» Given task
What is the number of lines containing "data"? Give only that number.

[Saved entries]
══════════

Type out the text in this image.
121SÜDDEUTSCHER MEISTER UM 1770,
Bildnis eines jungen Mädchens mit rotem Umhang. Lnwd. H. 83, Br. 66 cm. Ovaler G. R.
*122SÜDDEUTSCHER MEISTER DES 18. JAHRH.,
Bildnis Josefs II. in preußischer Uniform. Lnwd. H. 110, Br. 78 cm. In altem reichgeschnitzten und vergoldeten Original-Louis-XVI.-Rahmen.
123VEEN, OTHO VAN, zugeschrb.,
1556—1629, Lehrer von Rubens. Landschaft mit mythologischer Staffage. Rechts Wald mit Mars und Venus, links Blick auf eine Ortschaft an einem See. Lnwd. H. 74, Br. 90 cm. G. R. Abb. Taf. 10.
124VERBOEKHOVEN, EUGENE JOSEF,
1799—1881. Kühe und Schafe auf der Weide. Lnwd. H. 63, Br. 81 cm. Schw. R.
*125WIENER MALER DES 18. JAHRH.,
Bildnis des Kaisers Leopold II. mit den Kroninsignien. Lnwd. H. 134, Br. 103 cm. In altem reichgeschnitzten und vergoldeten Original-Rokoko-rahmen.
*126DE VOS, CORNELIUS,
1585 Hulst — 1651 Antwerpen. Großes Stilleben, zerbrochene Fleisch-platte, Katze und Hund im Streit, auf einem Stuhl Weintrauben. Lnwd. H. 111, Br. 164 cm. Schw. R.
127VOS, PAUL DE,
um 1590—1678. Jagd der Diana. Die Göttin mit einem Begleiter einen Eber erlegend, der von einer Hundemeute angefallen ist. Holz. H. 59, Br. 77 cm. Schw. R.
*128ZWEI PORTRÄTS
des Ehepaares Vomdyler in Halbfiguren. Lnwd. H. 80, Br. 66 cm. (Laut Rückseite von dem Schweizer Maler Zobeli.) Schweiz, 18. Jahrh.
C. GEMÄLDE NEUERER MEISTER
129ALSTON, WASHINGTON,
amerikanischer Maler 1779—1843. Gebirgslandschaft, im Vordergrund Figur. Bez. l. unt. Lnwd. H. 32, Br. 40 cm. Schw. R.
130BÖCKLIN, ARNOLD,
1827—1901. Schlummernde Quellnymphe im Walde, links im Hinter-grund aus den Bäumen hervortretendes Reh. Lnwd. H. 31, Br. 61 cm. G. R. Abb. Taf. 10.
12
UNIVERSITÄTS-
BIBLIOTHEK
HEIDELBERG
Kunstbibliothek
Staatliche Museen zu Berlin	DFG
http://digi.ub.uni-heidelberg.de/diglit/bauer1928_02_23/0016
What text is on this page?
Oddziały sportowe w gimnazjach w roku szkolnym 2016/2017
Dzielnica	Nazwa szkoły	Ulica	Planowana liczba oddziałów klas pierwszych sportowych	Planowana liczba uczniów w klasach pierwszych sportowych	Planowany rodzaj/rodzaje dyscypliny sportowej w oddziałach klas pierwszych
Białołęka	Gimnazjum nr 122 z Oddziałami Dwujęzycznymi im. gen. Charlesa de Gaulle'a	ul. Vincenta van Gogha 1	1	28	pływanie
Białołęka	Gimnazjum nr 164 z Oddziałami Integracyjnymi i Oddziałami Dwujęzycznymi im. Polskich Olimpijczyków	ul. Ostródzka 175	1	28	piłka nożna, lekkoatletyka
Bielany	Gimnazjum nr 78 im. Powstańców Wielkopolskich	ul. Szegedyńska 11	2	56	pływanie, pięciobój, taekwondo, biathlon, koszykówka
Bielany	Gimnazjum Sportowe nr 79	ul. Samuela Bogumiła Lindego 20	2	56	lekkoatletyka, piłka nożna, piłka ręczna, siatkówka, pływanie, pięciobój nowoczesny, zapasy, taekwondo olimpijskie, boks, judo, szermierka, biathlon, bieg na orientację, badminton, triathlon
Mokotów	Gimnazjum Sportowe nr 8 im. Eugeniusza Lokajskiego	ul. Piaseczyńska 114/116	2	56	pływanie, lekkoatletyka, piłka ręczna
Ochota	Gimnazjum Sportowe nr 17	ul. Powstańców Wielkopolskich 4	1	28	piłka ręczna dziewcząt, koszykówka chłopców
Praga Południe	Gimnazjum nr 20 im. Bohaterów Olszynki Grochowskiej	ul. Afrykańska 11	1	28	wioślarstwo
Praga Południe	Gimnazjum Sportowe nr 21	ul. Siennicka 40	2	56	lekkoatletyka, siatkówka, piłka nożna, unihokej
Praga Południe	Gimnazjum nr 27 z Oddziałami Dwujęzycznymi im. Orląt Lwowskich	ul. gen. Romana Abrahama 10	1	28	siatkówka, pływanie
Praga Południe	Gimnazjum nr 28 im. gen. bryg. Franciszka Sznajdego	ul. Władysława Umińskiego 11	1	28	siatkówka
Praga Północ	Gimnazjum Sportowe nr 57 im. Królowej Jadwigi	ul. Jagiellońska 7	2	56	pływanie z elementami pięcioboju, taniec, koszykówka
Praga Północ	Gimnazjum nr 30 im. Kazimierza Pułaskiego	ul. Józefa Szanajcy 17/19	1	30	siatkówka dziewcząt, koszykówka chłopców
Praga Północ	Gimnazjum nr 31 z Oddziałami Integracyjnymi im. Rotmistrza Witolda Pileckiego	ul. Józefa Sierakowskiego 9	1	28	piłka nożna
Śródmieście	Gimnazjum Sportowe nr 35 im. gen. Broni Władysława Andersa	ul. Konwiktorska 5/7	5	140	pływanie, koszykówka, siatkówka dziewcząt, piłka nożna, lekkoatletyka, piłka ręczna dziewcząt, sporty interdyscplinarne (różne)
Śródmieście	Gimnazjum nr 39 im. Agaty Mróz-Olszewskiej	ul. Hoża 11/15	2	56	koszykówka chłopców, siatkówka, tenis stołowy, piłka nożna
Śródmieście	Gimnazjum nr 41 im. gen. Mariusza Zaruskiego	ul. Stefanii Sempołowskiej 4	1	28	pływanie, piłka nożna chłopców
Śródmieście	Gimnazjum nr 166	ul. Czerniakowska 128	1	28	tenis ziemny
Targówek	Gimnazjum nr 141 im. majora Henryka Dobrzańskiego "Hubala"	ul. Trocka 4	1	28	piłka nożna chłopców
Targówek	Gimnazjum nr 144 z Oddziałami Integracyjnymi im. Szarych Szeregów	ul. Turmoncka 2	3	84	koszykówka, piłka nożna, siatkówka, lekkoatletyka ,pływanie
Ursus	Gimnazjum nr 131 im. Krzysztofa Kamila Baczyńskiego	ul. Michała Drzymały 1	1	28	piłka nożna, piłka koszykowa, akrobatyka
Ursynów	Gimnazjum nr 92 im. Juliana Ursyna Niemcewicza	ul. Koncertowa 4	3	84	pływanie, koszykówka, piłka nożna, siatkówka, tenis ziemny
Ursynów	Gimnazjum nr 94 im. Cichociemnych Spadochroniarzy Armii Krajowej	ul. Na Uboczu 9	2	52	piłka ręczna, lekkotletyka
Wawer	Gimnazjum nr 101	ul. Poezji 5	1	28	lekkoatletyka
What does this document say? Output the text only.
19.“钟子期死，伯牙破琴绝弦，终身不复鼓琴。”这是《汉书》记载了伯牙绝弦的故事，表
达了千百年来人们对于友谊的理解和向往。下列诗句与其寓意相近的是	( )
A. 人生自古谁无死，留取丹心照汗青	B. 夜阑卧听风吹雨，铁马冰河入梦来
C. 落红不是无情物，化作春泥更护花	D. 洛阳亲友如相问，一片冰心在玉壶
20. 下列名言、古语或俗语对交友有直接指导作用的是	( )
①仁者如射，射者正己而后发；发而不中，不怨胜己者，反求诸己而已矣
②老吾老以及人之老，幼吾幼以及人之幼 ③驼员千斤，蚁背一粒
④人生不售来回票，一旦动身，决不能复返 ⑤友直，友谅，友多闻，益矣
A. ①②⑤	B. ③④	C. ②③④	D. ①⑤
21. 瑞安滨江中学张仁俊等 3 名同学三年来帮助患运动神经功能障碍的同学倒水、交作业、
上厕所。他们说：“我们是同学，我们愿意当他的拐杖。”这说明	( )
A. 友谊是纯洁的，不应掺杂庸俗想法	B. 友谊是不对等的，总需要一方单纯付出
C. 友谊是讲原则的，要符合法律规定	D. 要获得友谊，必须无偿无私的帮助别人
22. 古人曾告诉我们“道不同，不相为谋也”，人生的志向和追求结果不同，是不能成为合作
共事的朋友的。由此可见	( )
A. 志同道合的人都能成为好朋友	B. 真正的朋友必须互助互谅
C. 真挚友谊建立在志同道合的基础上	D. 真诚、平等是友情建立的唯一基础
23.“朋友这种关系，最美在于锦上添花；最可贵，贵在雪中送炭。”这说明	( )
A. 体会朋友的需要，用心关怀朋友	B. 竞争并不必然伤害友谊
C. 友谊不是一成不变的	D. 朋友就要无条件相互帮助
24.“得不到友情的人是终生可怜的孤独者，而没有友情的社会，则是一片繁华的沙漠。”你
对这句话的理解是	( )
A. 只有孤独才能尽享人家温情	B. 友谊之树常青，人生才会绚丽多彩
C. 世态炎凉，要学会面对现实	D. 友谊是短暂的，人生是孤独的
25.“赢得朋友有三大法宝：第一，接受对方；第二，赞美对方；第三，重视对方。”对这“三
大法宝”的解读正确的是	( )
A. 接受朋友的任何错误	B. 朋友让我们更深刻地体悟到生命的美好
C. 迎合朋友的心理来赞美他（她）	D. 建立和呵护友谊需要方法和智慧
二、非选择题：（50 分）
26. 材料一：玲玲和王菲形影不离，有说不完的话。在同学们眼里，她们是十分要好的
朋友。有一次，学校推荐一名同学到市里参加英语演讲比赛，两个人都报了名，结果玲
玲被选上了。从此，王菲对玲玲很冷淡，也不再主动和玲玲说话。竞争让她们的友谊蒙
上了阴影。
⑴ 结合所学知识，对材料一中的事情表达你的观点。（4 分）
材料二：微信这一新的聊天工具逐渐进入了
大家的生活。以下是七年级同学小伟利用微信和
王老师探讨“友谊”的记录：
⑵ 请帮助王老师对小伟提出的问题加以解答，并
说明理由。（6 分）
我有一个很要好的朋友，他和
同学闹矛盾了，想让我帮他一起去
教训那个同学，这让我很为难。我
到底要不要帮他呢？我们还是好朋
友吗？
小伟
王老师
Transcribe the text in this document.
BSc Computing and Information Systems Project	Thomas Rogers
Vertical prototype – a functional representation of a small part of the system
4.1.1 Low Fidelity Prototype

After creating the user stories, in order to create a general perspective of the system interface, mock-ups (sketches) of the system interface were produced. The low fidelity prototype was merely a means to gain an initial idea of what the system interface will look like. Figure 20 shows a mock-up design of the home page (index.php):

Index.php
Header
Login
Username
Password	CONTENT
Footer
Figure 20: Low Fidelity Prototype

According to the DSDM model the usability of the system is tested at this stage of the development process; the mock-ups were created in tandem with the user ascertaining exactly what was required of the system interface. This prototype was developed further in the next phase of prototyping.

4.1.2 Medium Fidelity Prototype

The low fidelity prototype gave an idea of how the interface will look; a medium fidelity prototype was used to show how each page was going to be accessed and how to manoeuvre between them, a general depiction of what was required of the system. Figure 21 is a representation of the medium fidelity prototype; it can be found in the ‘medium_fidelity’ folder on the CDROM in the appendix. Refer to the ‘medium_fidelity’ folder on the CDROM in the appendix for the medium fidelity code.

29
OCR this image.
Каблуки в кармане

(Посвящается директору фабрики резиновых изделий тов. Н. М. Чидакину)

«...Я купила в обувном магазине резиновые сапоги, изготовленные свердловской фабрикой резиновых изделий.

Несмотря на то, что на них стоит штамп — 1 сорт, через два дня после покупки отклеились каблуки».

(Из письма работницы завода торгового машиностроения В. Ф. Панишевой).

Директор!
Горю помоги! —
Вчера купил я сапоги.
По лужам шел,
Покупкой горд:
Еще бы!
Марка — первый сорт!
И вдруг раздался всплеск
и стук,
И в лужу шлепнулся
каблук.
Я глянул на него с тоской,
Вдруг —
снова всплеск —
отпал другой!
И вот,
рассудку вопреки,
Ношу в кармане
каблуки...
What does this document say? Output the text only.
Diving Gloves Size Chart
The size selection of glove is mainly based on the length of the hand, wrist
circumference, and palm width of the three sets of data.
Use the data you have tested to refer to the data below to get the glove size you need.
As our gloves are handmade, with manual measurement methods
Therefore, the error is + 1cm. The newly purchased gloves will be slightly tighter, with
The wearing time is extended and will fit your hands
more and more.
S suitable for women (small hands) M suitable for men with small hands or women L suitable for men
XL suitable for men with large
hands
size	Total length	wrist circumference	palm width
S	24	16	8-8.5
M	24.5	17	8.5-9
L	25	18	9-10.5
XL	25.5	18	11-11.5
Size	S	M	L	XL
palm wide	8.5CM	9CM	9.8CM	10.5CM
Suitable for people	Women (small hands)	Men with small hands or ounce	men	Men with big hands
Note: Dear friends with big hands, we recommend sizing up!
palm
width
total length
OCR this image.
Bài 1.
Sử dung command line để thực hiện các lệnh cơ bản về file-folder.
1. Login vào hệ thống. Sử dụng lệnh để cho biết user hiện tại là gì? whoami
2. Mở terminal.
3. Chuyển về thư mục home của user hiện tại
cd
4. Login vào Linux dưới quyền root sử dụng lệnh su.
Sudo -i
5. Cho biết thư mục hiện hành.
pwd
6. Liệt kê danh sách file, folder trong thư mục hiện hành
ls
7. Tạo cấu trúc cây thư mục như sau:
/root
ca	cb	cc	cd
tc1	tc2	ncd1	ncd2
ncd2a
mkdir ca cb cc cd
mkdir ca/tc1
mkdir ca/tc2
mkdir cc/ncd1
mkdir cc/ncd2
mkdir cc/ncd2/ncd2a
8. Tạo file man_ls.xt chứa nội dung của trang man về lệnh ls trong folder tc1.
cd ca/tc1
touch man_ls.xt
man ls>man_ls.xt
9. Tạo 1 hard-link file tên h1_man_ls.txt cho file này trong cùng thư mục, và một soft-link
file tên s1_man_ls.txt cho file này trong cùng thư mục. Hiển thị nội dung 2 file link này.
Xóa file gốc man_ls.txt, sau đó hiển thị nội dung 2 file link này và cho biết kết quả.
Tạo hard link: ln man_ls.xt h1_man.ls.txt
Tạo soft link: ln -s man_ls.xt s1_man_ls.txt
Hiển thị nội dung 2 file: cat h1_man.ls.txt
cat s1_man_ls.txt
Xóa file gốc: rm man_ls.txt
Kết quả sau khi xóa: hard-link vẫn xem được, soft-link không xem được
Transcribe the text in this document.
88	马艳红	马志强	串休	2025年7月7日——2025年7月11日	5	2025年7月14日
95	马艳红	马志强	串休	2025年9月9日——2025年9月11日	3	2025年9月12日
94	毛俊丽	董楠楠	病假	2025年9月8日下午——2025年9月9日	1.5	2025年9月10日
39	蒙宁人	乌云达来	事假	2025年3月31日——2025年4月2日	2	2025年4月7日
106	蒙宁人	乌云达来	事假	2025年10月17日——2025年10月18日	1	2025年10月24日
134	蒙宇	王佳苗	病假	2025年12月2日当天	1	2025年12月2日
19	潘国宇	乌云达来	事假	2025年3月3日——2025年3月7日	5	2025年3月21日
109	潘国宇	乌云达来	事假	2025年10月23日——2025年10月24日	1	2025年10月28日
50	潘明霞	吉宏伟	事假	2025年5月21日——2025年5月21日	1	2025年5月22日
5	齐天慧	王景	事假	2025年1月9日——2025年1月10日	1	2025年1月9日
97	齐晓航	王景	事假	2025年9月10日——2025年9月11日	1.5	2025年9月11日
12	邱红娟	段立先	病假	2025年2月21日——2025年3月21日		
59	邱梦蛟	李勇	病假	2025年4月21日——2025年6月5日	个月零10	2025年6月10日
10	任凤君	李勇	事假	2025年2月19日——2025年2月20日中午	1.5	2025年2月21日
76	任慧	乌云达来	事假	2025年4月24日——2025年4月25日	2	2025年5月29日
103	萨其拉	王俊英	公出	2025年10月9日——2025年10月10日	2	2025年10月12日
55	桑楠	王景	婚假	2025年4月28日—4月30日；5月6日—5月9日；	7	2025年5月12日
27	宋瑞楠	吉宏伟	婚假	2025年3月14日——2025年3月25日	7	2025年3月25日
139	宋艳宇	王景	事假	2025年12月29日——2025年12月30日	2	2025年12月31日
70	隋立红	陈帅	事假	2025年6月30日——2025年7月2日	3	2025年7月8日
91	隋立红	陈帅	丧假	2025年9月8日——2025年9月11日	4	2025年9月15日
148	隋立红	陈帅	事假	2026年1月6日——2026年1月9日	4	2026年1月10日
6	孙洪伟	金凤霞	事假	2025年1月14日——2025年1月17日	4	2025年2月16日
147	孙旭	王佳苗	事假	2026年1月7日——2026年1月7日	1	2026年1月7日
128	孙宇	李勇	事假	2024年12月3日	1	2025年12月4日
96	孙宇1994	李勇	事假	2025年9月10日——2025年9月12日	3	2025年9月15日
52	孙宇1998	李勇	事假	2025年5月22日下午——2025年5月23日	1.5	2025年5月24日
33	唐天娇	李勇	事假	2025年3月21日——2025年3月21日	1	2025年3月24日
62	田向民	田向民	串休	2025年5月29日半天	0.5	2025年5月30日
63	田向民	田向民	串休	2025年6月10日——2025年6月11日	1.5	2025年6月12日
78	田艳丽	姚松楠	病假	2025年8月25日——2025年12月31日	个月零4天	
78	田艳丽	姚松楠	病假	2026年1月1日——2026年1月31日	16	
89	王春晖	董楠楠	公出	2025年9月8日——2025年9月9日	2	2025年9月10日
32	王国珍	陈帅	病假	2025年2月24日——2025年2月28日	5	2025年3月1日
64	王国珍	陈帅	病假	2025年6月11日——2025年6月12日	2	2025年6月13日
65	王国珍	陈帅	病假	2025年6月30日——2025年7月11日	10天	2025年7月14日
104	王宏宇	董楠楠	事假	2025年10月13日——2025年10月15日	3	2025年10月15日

══════════

» Worked answer
2